## EXERCISE REQUIREMENTS
Print each of the entries exactly, leaving nothing out.

====

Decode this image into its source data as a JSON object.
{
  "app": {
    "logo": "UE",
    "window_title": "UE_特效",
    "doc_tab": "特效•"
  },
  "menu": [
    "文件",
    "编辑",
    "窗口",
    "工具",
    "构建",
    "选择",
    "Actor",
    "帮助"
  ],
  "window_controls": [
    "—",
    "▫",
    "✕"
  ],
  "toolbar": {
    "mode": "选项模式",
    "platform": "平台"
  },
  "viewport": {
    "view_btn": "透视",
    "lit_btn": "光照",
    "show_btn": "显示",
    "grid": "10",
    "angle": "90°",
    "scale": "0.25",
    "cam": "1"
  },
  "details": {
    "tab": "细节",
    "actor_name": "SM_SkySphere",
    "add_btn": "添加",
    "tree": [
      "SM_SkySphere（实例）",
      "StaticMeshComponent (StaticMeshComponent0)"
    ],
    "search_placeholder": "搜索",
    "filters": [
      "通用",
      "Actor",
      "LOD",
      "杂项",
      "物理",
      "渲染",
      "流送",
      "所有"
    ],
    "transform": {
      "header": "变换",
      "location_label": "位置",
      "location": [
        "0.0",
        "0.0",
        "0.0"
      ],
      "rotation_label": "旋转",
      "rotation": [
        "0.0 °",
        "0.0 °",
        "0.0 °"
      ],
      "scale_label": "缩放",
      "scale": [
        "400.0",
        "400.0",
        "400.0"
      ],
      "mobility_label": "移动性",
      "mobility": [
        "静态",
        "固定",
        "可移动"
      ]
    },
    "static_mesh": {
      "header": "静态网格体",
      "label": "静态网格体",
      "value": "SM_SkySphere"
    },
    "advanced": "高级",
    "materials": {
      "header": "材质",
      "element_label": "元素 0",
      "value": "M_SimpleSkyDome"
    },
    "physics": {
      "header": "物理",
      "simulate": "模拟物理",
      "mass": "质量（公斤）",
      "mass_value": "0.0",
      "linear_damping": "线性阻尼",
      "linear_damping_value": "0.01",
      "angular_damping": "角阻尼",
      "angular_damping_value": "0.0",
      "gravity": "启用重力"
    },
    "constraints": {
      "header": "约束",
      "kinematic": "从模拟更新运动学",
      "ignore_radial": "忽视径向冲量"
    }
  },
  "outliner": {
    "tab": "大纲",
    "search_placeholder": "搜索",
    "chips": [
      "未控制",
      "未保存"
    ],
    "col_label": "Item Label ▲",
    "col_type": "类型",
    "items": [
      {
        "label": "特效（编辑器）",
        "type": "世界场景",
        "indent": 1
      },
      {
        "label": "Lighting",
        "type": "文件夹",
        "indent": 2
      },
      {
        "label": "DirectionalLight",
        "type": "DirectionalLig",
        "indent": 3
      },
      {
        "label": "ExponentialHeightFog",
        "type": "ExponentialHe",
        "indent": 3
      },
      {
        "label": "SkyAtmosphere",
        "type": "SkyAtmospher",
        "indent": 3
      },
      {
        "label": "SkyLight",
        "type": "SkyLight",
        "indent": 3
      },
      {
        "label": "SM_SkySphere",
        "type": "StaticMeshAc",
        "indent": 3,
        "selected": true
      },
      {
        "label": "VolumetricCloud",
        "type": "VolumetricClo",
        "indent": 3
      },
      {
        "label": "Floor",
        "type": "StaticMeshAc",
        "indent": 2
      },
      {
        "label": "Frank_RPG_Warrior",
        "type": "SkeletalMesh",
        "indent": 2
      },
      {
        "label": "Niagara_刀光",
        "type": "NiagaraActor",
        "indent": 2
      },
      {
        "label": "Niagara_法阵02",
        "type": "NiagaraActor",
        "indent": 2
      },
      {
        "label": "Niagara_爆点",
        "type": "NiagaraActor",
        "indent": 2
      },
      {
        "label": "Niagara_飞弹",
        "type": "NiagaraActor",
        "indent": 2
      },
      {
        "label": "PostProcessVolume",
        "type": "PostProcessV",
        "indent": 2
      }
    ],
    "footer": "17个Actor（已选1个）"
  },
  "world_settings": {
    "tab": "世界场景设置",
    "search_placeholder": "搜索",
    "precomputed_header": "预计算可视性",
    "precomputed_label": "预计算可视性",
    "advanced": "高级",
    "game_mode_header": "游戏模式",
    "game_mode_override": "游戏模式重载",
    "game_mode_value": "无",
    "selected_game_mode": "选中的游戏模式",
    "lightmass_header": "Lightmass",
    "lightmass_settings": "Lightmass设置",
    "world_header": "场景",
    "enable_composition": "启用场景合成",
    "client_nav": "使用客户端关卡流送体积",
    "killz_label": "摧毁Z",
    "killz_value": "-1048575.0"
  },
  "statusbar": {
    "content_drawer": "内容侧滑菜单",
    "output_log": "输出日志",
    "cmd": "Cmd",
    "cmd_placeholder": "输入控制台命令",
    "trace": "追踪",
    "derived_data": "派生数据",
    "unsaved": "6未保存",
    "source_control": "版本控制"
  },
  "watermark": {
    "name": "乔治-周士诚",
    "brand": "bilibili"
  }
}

====

## TASK OUTPUT
Decode this image into its source data as a JSON object.
{
  "app": {
    "logo": "UE",
    "window_title": "UE_特效",
    "doc_tab": "特效•"
  },
  "menu": [
    "文件",
    "编辑",
    "窗口",
    "工具",
    "构建",
    "选择",
    "Actor",
    "帮助"
  ],
  "window_controls": [
    "—",
    "▫",
    "✕"
  ],
  "toolbar": {
    "mode": "选项模式",
    "platform": "平台"
  },
  "viewport": {
    "view_btn": "透视",
    "lit_btn": "光照",
    "show_btn": "显示",
    "grid": "10",
    "angle": "90°",
    "scale": "0.25",
    "cam": "1"
  },
  "details": {
    "tab": "细节",
    "actor_name": "SM_SkySphere",
    "add_btn": "添加",
    "tree": [
      "SM_SkySphere（实例）",
      "StaticMeshComponent (StaticMeshComponent0)"
    ],
    "search_placeholder": "搜索",
    "filters": [
      "通用",
      "Actor",
      "LOD",
      "杂项",
      "物理",
      "渲染",
      "流送",
      "所有"
    ],
    "transform": {
      "header": "变换",
      "location_label": "位置",
      "location": [
        "0.0",
        "0.0",
        "0.0"
      ],
      "rotation_label": "旋转",
      "rotation": [
        "0.0 °",
        "0.0 °",
        "0.0 °"
      ],
      "scale_label": "缩放",
      "scale": [
        "400.0",
        "400.0",
        "400.0"
      ],
      "mobility_label": "移动性",
      "mobility": [
        "静态",
        "固定",
        "可移动"
      ]
    },
    "static_mesh": {
      "header": "静态网格体",
      "label": "静态网格体",
      "value": "SM_SkySphere"
    },
    "advanced": "高级",
    "materials": {
      "header": "材质",
      "element_label": "元素 0",
      "value": "M_SimpleSkyDome"
    },
    "physics": {
      "header": "物理",
      "simulate": "模拟物理",
      "mass": "质量（公斤）",
      "mass_value": "0.0",
      "linear_damping": "线性阻尼",
      "linear_damping_value": "0.01",
      "angular_damping": "角阻尼",
      "angular_damping_value": "0.0",
      "gravity": "启用重力"
    },
    "constraints": {
      "header": "约束",
      "kinematic": "从模拟更新运动学",
      "ignore_radial": "忽视径向冲量"
    }
  },
  "outliner": {
    "tab": "大纲",
    "search_placeholder": "搜索",
    "chips": [
      "未控制",
      "未保存"
    ],
    "col_label": "Item Label ▲",
    "col_type": "类型",
    "items": [
      {
        "label": "特效（编辑器）",
        "type": "世界场景",
        "indent": 1
      },
      {
        "label": "Lighting",
        "type": "文件夹",
        "indent": 2
      },
      {
        "label": "DirectionalLight",
        "type": "DirectionalLig",
        "indent": 3
      },
      {
        "label": "ExponentialHeightFog",
        "type": "ExponentialHe",
        "indent": 3
      },
      {
        "label": "SkyAtmosphere",
        "type": "SkyAtmospher",
        "indent": 3
      },
      {
        "label": "SkyLight",
        "type": "SkyLight",
        "indent": 3
      },
      {
        "label": "SM_SkySphere",
        "type": "StaticMeshAc",
        "indent": 3,
        "selected": true
      },
      {
        "label": "VolumetricCloud",
        "type": "VolumetricClo",
        "indent": 3
      },
      {
        "label": "Floor",
        "type": "StaticMeshAc",
        "indent": 2
      },
      {
        "label": "Frank_RPG_Warrior",
        "type": "SkeletalMesh",
        "indent": 2
      },
      {
        "label": "Niagara_刀光",
        "type": "NiagaraActor",
        "indent": 2
      },
      {
        "label": "Niagara_法阵02",
        "type": "NiagaraActor",
        "indent": 2
      },
      {
        "label": "Niagara_爆点",
        "type": "NiagaraActor",
        "indent": 2
      },
      {
        "label": "Niagara_飞弹",
        "type": "NiagaraActor",
        "indent": 2
      },
      {
        "label": "PostProcessVolume",
        "type": "PostProcessV",
        "indent": 2
      }
    ],
    "footer": "17个Actor（已选1个）"
  },
  "world_settings": {
    "tab": "世界场景设置",
    "search_placeholder": "搜索",
    "precomputed_header": "预计算可视性",
    "precomputed_label": "预计算可视性",
    "advanced": "高级",
    "game_mode_header": "游戏模式",
    "game_mode_override": "游戏模式重载",
    "game_mode_value": "无",
    "selected_game_mode": "选中的游戏模式",
    "lightmass_header": "Lightmass",
    "lightmass_settings": "Lightmass设置",
    "world_header": "场景",
    "enable_composition": "启用场景合成",
    "client_nav": "使用客户端关卡流送体积",
    "killz_label": "摧毁Z",
    "killz_value": "-1048575.0"
  },
  "statusbar": {
    "content_drawer": "内容侧滑菜单",
    "output_log": "输出日志",
    "cmd": "Cmd",
    "cmd_placeholder": "输入控制台命令",
    "trace": "追踪",
    "derived_data": "派生数据",
    "unsaved": "6未保存",
    "source_control": "版本控制"
  },
  "watermark": {
    "name": "乔治-周士诚",
    "brand": "bilibili"
  }
}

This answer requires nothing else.